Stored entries
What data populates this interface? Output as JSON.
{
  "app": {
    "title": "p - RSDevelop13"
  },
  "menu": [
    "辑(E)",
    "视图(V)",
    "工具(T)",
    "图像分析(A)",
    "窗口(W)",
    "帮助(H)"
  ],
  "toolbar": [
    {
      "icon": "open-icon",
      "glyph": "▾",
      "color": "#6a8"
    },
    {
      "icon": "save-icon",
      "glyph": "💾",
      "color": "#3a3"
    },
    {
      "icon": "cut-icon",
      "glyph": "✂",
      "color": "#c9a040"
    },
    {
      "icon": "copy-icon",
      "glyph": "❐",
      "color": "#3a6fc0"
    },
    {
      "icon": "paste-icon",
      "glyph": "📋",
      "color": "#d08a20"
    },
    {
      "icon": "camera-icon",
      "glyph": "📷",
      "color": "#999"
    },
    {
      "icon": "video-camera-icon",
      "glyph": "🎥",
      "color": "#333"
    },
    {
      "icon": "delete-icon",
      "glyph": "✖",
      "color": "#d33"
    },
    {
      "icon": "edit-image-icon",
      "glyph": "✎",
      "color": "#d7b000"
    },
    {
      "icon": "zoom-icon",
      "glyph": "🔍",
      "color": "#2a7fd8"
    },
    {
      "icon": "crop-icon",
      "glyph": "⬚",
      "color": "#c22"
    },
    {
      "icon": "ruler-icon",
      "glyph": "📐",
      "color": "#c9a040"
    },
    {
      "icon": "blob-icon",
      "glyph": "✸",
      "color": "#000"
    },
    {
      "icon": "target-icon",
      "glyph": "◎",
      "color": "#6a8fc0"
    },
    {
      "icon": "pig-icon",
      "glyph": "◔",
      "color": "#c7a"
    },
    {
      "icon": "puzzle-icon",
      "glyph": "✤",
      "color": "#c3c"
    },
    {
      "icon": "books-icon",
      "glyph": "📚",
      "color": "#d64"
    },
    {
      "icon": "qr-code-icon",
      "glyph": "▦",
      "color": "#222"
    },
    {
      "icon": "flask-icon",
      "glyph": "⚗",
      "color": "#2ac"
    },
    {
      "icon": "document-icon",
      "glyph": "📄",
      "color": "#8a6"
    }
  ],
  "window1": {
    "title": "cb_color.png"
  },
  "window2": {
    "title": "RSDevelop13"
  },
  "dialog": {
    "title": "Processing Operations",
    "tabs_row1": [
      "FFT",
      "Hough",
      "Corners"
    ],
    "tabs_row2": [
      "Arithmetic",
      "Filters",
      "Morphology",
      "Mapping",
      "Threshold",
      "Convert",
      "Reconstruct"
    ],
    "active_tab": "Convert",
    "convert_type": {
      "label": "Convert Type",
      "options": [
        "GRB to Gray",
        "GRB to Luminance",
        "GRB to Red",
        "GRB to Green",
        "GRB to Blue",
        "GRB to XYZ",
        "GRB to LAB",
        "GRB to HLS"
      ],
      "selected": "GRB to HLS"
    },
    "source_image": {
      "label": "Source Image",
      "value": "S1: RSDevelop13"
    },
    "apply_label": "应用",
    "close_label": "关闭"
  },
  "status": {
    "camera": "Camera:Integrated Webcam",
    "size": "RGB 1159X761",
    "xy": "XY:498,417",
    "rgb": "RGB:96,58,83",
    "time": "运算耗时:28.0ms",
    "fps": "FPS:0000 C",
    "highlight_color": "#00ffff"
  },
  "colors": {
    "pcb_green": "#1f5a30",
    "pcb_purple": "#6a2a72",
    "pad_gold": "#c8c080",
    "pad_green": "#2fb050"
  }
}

**What you need to do:** Reproduce each line of the entries in which the word "camera" is found.

**Solution for this task:**
      "icon": "camera-icon",
      "icon": "video-camera-icon",
    "camera": "Camera:Integrated Webcam",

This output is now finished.